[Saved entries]
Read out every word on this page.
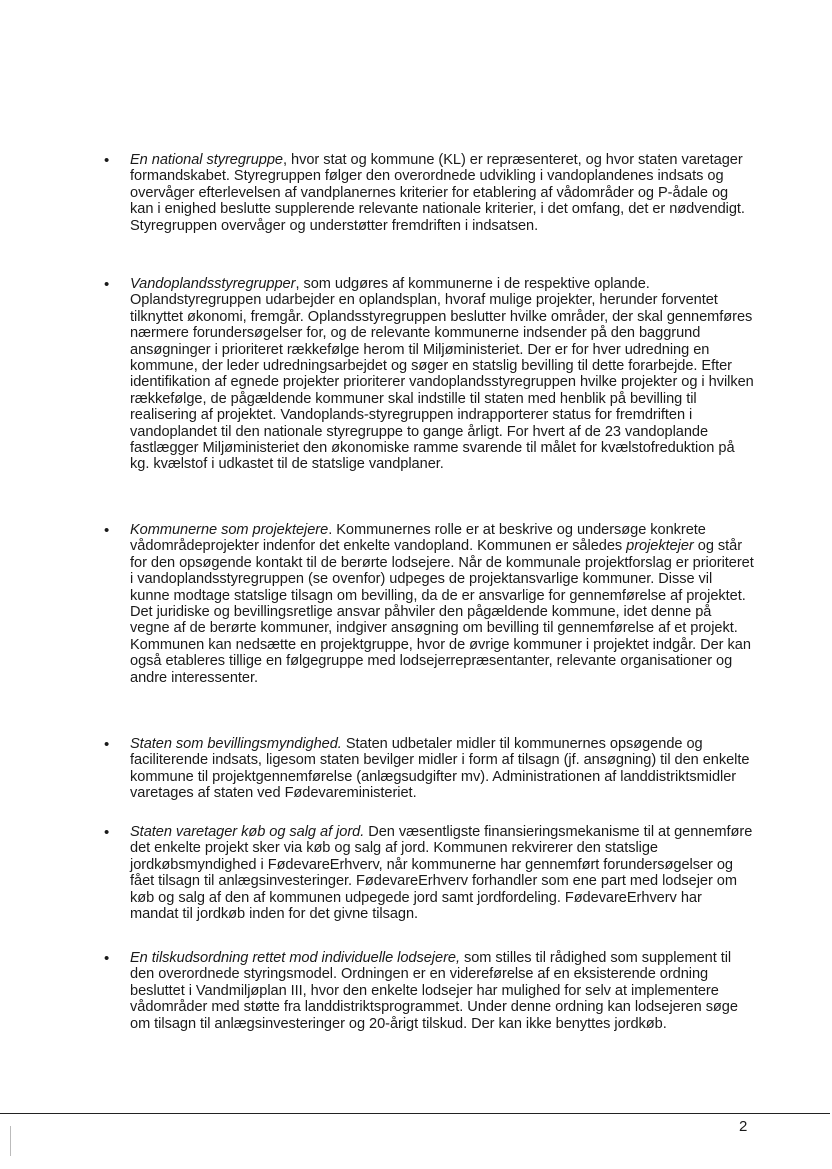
•	En national styregruppe, hvor stat og kommune (KL) er repræsenteret, og hvor staten varetager formandskabet. Styregruppen følger den overordnede udvikling i vandoplandenes indsats og overvåger efterlevelsen af vandplanernes kriterier for etablering af vådområder og P-ådale og kan i enighed beslutte supplerende relevante nationale kriterier, i det omfang, det er nødvendigt. Styregruppen overvåger og understøtter fremdriften i indsatsen.
•	Vandoplandsstyregrupper, som udgøres af kommunerne i de respektive oplande. Oplandstyregruppen udarbejder en oplandsplan, hvoraf mulige projekter, herunder forventet tilknyttet økonomi, fremgår. Oplandsstyregruppen beslutter hvilke områder, der skal gennemføres nærmere forundersøgelser for, og de relevante kommunerne indsender på den baggrund ansøgninger i prioriteret rækkefølge herom til Miljøministeriet. Der er for hver udredning en kommune, der leder udredningsarbejdet og søger en statslig bevilling til dette forarbejde. Efter identifikation af egnede projekter prioriterer vandoplandsstyregruppen hvilke projekter og i hvilken rækkefølge, de pågældende kommuner skal indstille til staten med henblik på bevilling til realisering af projektet. Vandoplands-styregruppen indrapporterer status for fremdriften i vandoplandet til den nationale styregruppe to gange årligt. For hvert af de 23 vandoplande fastlægger Miljøministeriet den økonomiske ramme svarende til målet for kvælstofreduktion på kg. kvælstof i udkastet til de statslige vandplaner.
•	Kommunerne som projektejere. Kommunernes rolle er at beskrive og undersøge konkrete vådområdeprojekter indenfor det enkelte vandopland. Kommunen er således projektejer og står for den opsøgende kontakt til de berørte lodsejere. Når de kommunale projektforslag er prioriteret i vandoplandsstyregruppen (se ovenfor) udpeges de projektansvarlige kommuner. Disse vil kunne modtage statslige tilsagn om bevilling, da de er ansvarlige for gennemførelse af projektet. Det juridiske og bevillingsretlige ansvar påhviler den pågældende kommune, idet denne på vegne af de berørte kommuner, indgiver ansøgning om bevilling til gennemførelse af et projekt. Kommunen kan nedsætte en projektgruppe, hvor de øvrige kommuner i projektet indgår. Der kan også etableres tillige en følgegruppe med lodsejerrepræsentanter, relevante organisationer og andre interessenter.
•	Staten som bevillingsmyndighed. Staten udbetaler midler til kommunernes opsøgende og faciliterende indsats, ligesom staten bevilger midler i form af tilsagn (jf. ansøgning) til den enkelte kommune til projektgennemførelse (anlægsudgifter mv). Administrationen af landdistriktsmidler varetages af staten ved Fødevareministeriet.
•	Staten varetager køb og salg af jord. Den væsentligste finansieringsmekanisme til at gennemføre det enkelte projekt sker via køb og salg af jord. Kommunen rekvirerer den statslige jordkøbsmyndighed i FødevareErhverv, når kommunerne har gennemført forundersøgelser og fået tilsagn til anlægsinvesteringer. FødevareErhverv forhandler som ene part med lodsejer om køb og salg af den af kommunen udpegede jord samt jordfordeling. FødevareErhverv har mandat til jordkøb inden for det givne tilsagn.
•	En tilskudsordning rettet mod individuelle lodsejere, som stilles til rådighed som supplement til den overordnede styringsmodel. Ordningen er en videreførelse af en eksisterende ordning besluttet i Vandmiljøplan III, hvor den enkelte lodsejer har mulighed for selv at implementere vådområder med støtte fra landdistriktsprogrammet. Under denne ordning kan lodsejeren søge om tilsagn til anlægsinvesteringer og 20-årigt tilskud. Der kan ikke benyttes jordkøb.
2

§ THE TASK
Copy out each record shown above without alteration, skipping any picture.

§ EXERCISE OUTPUT
Read out every word on this page.
•	En national styregruppe, hvor stat og kommune (KL) er repræsenteret, og hvor staten varetager formandskabet. Styregruppen følger den overordnede udvikling i vandoplandenes indsats og overvåger efterlevelsen af vandplanernes kriterier for etablering af vådområder og P-ådale og kan i enighed beslutte supplerende relevante nationale kriterier, i det omfang, det er nødvendigt. Styregruppen overvåger og understøtter fremdriften i indsatsen.
•	Vandoplandsstyregrupper, som udgøres af kommunerne i de respektive oplande. Oplandstyregruppen udarbejder en oplandsplan, hvoraf mulige projekter, herunder forventet tilknyttet økonomi, fremgår. Oplandsstyregruppen beslutter hvilke områder, der skal gennemføres nærmere forundersøgelser for, og de relevante kommunerne indsender på den baggrund ansøgninger i prioriteret rækkefølge herom til Miljøministeriet. Der er for hver udredning en kommune, der leder udredningsarbejdet og søger en statslig bevilling til dette forarbejde. Efter identifikation af egnede projekter prioriterer vandoplandsstyregruppen hvilke projekter og i hvilken rækkefølge, de pågældende kommuner skal indstille til staten med henblik på bevilling til realisering af projektet. Vandoplands-styregruppen indrapporterer status for fremdriften i vandoplandet til den nationale styregruppe to gange årligt. For hvert af de 23 vandoplande fastlægger Miljøministeriet den økonomiske ramme svarende til målet for kvælstofreduktion på kg. kvælstof i udkastet til de statslige vandplaner.
•	Kommunerne som projektejere. Kommunernes rolle er at beskrive og undersøge konkrete vådområdeprojekter indenfor det enkelte vandopland. Kommunen er således projektejer og står for den opsøgende kontakt til de berørte lodsejere. Når de kommunale projektforslag er prioriteret i vandoplandsstyregruppen (se ovenfor) udpeges de projektansvarlige kommuner. Disse vil kunne modtage statslige tilsagn om bevilling, da de er ansvarlige for gennemførelse af projektet. Det juridiske og bevillingsretlige ansvar påhviler den pågældende kommune, idet denne på vegne af de berørte kommuner, indgiver ansøgning om bevilling til gennemførelse af et projekt. Kommunen kan nedsætte en projektgruppe, hvor de øvrige kommuner i projektet indgår. Der kan også etableres tillige en følgegruppe med lodsejerrepræsentanter, relevante organisationer og andre interessenter.
•	Staten som bevillingsmyndighed. Staten udbetaler midler til kommunernes opsøgende og faciliterende indsats, ligesom staten bevilger midler i form af tilsagn (jf. ansøgning) til den enkelte kommune til projektgennemførelse (anlægsudgifter mv). Administrationen af landdistriktsmidler varetages af staten ved Fødevareministeriet.
•	Staten varetager køb og salg af jord. Den væsentligste finansieringsmekanisme til at gennemføre det enkelte projekt sker via køb og salg af jord. Kommunen rekvirerer den statslige jordkøbsmyndighed i FødevareErhverv, når kommunerne har gennemført forundersøgelser og fået tilsagn til anlægsinvesteringer. FødevareErhverv forhandler som ene part med lodsejer om køb og salg af den af kommunen udpegede jord samt jordfordeling. FødevareErhverv har mandat til jordkøb inden for det givne tilsagn.
•	En tilskudsordning rettet mod individuelle lodsejere, som stilles til rådighed som supplement til den overordnede styringsmodel. Ordningen er en videreførelse af en eksisterende ordning besluttet i Vandmiljøplan III, hvor den enkelte lodsejer har mulighed for selv at implementere vådområder med støtte fra landdistriktsprogrammet. Under denne ordning kan lodsejeren søge om tilsagn til anlægsinvesteringer og 20-årigt tilskud. Der kan ikke benyttes jordkøb.
2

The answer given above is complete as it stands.